Your task — An exact copy of every record is needed.

Records excerpted from a collection —

* * * * * * *

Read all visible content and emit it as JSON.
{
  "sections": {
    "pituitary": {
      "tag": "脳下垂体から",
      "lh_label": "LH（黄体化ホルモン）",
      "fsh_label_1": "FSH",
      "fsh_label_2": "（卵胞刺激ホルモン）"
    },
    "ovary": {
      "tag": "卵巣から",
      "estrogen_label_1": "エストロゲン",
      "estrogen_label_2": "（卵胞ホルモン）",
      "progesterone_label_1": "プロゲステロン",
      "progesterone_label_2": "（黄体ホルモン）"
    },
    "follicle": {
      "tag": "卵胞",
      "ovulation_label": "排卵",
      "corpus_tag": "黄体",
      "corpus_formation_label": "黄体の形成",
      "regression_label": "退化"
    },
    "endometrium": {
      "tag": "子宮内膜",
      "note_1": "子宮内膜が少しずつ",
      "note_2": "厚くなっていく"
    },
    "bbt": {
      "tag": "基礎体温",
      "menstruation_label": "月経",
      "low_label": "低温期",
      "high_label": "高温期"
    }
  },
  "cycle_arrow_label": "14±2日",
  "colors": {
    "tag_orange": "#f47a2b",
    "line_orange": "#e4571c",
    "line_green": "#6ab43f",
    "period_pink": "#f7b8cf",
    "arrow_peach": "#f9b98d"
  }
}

* * * * * * *

Result below —
Read all visible content and emit it as JSON.
{
  "sections": {
    "pituitary": {
      "tag": "脳下垂体から",
      "lh_label": "LH（黄体化ホルモン）",
      "fsh_label_1": "FSH",
      "fsh_label_2": "（卵胞刺激ホルモン）"
    },
    "ovary": {
      "tag": "卵巣から",
      "estrogen_label_1": "エストロゲン",
      "estrogen_label_2": "（卵胞ホルモン）",
      "progesterone_label_1": "プロゲステロン",
      "progesterone_label_2": "（黄体ホルモン）"
    },
    "follicle": {
      "tag": "卵胞",
      "ovulation_label": "排卵",
      "corpus_tag": "黄体",
      "corpus_formation_label": "黄体の形成",
      "regression_label": "退化"
    },
    "endometrium": {
      "tag": "子宮内膜",
      "note_1": "子宮内膜が少しずつ",
      "note_2": "厚くなっていく"
    },
    "bbt": {
      "tag": "基礎体温",
      "menstruation_label": "月経",
      "low_label": "低温期",
      "high_label": "高温期"
    }
  },
  "cycle_arrow_label": "14±2日",
  "colors": {
    "tag_orange": "#f47a2b",
    "line_orange": "#e4571c",
    "line_green": "#6ab43f",
    "period_pink": "#f7b8cf",
    "arrow_peach": "#f9b98d"
  }
}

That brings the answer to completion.